◆ Given instruction
The records that follow must be repeated verbatim, every one of them.

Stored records
****************

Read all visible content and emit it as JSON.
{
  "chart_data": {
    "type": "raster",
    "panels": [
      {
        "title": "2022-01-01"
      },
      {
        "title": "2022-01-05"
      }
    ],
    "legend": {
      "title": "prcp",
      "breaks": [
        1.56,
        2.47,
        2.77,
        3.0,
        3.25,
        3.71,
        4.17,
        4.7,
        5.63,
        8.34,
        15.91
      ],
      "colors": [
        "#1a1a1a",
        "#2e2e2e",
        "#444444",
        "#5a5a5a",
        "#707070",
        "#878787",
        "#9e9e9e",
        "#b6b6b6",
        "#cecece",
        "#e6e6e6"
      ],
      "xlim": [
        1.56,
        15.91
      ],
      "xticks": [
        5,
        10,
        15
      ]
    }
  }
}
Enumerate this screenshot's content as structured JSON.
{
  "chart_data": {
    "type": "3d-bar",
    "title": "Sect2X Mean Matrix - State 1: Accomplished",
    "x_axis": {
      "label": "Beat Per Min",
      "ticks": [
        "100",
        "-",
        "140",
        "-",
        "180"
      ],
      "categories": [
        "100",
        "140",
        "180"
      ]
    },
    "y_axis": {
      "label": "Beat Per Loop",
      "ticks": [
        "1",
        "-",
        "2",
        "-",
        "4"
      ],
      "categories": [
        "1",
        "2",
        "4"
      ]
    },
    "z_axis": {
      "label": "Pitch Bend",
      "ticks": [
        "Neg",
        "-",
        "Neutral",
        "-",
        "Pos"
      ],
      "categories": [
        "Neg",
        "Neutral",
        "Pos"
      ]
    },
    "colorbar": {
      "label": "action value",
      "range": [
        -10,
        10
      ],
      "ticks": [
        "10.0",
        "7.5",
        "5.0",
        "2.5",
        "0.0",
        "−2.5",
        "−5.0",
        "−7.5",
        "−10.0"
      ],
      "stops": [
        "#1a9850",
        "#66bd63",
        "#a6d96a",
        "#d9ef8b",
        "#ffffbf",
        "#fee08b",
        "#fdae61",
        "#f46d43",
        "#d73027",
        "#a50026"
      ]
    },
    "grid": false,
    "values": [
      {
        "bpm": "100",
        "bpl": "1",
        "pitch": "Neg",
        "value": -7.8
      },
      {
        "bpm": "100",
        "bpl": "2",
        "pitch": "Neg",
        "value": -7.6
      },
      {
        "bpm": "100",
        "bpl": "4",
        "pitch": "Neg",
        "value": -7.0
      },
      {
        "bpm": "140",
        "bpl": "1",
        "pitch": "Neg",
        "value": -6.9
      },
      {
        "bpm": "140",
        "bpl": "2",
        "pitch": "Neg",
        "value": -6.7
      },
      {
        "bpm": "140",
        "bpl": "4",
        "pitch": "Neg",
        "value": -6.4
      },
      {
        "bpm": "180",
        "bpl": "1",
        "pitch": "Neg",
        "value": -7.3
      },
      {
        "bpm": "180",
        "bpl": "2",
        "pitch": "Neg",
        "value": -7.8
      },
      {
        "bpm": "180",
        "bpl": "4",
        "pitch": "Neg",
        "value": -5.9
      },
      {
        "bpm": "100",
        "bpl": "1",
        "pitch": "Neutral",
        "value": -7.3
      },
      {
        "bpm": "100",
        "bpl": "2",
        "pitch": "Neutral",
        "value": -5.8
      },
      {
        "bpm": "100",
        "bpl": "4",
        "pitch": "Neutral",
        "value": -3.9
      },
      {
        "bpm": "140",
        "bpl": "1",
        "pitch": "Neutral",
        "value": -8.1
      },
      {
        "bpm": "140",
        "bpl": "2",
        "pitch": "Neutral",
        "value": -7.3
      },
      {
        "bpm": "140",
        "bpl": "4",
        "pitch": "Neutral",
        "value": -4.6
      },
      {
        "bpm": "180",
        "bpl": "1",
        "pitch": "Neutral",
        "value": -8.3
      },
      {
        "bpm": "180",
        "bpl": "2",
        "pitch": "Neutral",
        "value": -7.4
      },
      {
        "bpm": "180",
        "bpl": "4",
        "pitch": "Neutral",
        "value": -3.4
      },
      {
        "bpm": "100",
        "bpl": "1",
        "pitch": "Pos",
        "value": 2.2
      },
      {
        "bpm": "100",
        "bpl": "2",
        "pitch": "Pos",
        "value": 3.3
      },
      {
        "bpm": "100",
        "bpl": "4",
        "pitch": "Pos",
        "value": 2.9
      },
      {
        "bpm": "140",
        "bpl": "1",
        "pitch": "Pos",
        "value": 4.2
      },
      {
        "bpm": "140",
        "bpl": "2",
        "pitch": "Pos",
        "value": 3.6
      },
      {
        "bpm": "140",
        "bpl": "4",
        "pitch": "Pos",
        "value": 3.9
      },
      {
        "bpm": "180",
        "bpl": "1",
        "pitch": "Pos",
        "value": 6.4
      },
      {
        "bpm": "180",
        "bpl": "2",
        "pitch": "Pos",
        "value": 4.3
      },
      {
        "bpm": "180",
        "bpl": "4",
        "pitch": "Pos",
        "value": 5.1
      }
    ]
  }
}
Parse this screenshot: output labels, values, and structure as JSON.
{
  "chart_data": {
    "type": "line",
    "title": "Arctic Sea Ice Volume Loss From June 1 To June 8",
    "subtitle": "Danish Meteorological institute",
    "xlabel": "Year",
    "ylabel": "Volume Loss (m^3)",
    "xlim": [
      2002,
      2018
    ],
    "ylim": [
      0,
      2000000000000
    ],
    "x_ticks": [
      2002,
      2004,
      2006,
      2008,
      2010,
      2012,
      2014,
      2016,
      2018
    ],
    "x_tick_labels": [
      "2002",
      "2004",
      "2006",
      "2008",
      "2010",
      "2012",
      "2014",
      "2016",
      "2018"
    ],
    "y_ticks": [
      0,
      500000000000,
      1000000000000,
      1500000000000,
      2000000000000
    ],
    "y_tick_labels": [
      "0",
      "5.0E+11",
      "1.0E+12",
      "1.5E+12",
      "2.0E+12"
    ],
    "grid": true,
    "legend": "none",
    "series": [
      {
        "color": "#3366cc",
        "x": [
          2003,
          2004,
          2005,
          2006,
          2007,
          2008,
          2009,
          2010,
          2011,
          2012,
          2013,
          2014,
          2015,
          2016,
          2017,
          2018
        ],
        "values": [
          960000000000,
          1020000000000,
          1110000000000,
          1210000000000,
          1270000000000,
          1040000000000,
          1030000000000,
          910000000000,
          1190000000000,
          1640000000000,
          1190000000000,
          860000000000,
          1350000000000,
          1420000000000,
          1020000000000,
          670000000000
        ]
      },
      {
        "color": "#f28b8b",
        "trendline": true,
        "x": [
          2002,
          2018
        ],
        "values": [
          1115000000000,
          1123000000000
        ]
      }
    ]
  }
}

****************

◆ Response below
Read all visible content and emit it as JSON.
{
  "chart_data": {
    "type": "raster",
    "panels": [
      {
        "title": "2022-01-01"
      },
      {
        "title": "2022-01-05"
      }
    ],
    "legend": {
      "title": "prcp",
      "breaks": [
        1.56,
        2.47,
        2.77,
        3.0,
        3.25,
        3.71,
        4.17,
        4.7,
        5.63,
        8.34,
        15.91
      ],
      "colors": [
        "#1a1a1a",
        "#2e2e2e",
        "#444444",
        "#5a5a5a",
        "#707070",
        "#878787",
        "#9e9e9e",
        "#b6b6b6",
        "#cecece",
        "#e6e6e6"
      ],
      "xlim": [
        1.56,
        15.91
      ],
      "xticks": [
        5,
        10,
        15
      ]
    }
  }
}
Enumerate this screenshot's content as structured JSON.
{
  "chart_data": {
    "type": "3d-bar",
    "title": "Sect2X Mean Matrix - State 1: Accomplished",
    "x_axis": {
      "label": "Beat Per Min",
      "ticks": [
        "100",
        "-",
        "140",
        "-",
        "180"
      ],
      "categories": [
        "100",
        "140",
        "180"
      ]
    },
    "y_axis": {
      "label": "Beat Per Loop",
      "ticks": [
        "1",
        "-",
        "2",
        "-",
        "4"
      ],
      "categories": [
        "1",
        "2",
        "4"
      ]
    },
    "z_axis": {
      "label": "Pitch Bend",
      "ticks": [
        "Neg",
        "-",
        "Neutral",
        "-",
        "Pos"
      ],
      "categories": [
        "Neg",
        "Neutral",
        "Pos"
      ]
    },
    "colorbar": {
      "label": "action value",
      "range": [
        -10,
        10
      ],
      "ticks": [
        "10.0",
        "7.5",
        "5.0",
        "2.5",
        "0.0",
        "−2.5",
        "−5.0",
        "−7.5",
        "−10.0"
      ],
      "stops": [
        "#1a9850",
        "#66bd63",
        "#a6d96a",
        "#d9ef8b",
        "#ffffbf",
        "#fee08b",
        "#fdae61",
        "#f46d43",
        "#d73027",
        "#a50026"
      ]
    },
    "grid": false,
    "values": [
      {
        "bpm": "100",
        "bpl": "1",
        "pitch": "Neg",
        "value": -7.8
      },
      {
        "bpm": "100",
        "bpl": "2",
        "pitch": "Neg",
        "value": -7.6
      },
      {
        "bpm": "100",
        "bpl": "4",
        "pitch": "Neg",
        "value": -7.0
      },
      {
        "bpm": "140",
        "bpl": "1",
        "pitch": "Neg",
        "value": -6.9
      },
      {
        "bpm": "140",
        "bpl": "2",
        "pitch": "Neg",
        "value": -6.7
      },
      {
        "bpm": "140",
        "bpl": "4",
        "pitch": "Neg",
        "value": -6.4
      },
      {
        "bpm": "180",
        "bpl": "1",
        "pitch": "Neg",
        "value": -7.3
      },
      {
        "bpm": "180",
        "bpl": "2",
        "pitch": "Neg",
        "value": -7.8
      },
      {
        "bpm": "180",
        "bpl": "4",
        "pitch": "Neg",
        "value": -5.9
      },
      {
        "bpm": "100",
        "bpl": "1",
        "pitch": "Neutral",
        "value": -7.3
      },
      {
        "bpm": "100",
        "bpl": "2",
        "pitch": "Neutral",
        "value": -5.8
      },
      {
        "bpm": "100",
        "bpl": "4",
        "pitch": "Neutral",
        "value": -3.9
      },
      {
        "bpm": "140",
        "bpl": "1",
        "pitch": "Neutral",
        "value": -8.1
      },
      {
        "bpm": "140",
        "bpl": "2",
        "pitch": "Neutral",
        "value": -7.3
      },
      {
        "bpm": "140",
        "bpl": "4",
        "pitch": "Neutral",
        "value": -4.6
      },
      {
        "bpm": "180",
        "bpl": "1",
        "pitch": "Neutral",
        "value": -8.3
      },
      {
        "bpm": "180",
        "bpl": "2",
        "pitch": "Neutral",
        "value": -7.4
      },
      {
        "bpm": "180",
        "bpl": "4",
        "pitch": "Neutral",
        "value": -3.4
      },
      {
        "bpm": "100",
        "bpl": "1",
        "pitch": "Pos",
        "value": 2.2
      },
      {
        "bpm": "100",
        "bpl": "2",
        "pitch": "Pos",
        "value": 3.3
      },
      {
        "bpm": "100",
        "bpl": "4",
        "pitch": "Pos",
        "value": 2.9
      },
      {
        "bpm": "140",
        "bpl": "1",
        "pitch": "Pos",
        "value": 4.2
      },
      {
        "bpm": "140",
        "bpl": "2",
        "pitch": "Pos",
        "value": 3.6
      },
      {
        "bpm": "140",
        "bpl": "4",
        "pitch": "Pos",
        "value": 3.9
      },
      {
        "bpm": "180",
        "bpl": "1",
        "pitch": "Pos",
        "value": 6.4
      },
      {
        "bpm": "180",
        "bpl": "2",
        "pitch": "Pos",
        "value": 4.3
      },
      {
        "bpm": "180",
        "bpl": "4",
        "pitch": "Pos",
        "value": 5.1
      }
    ]
  }
}
Parse this screenshot: output labels, values, and structure as JSON.
{
  "chart_data": {
    "type": "line",
    "title": "Arctic Sea Ice Volume Loss From June 1 To June 8",
    "subtitle": "Danish Meteorological institute",
    "xlabel": "Year",
    "ylabel": "Volume Loss (m^3)",
    "xlim": [
      2002,
      2018
    ],
    "ylim": [
      0,
      2000000000000
    ],
    "x_ticks": [
      2002,
      2004,
      2006,
      2008,
      2010,
      2012,
      2014,
      2016,
      2018
    ],
    "x_tick_labels": [
      "2002",
      "2004",
      "2006",
      "2008",
      "2010",
      "2012",
      "2014",
      "2016",
      "2018"
    ],
    "y_ticks": [
      0,
      500000000000,
      1000000000000,
      1500000000000,
      2000000000000
    ],
    "y_tick_labels": [
      "0",
      "5.0E+11",
      "1.0E+12",
      "1.5E+12",
      "2.0E+12"
    ],
    "grid": true,
    "legend": "none",
    "series": [
      {
        "color": "#3366cc",
        "x": [
          2003,
          2004,
          2005,
          2006,
          2007,
          2008,
          2009,
          2010,
          2011,
          2012,
          2013,
          2014,
          2015,
          2016,
          2017,
          2018
        ],
        "values": [
          960000000000,
          1020000000000,
          1110000000000,
          1210000000000,
          1270000000000,
          1040000000000,
          1030000000000,
          910000000000,
          1190000000000,
          1640000000000,
          1190000000000,
          860000000000,
          1350000000000,
          1420000000000,
          1020000000000,
          670000000000
        ]
      },
      {
        "color": "#f28b8b",
        "trendline": true,
        "x": [
          2002,
          2018
        ],
        "values": [
          1115000000000,
          1123000000000
        ]
      }
    ]
  }
}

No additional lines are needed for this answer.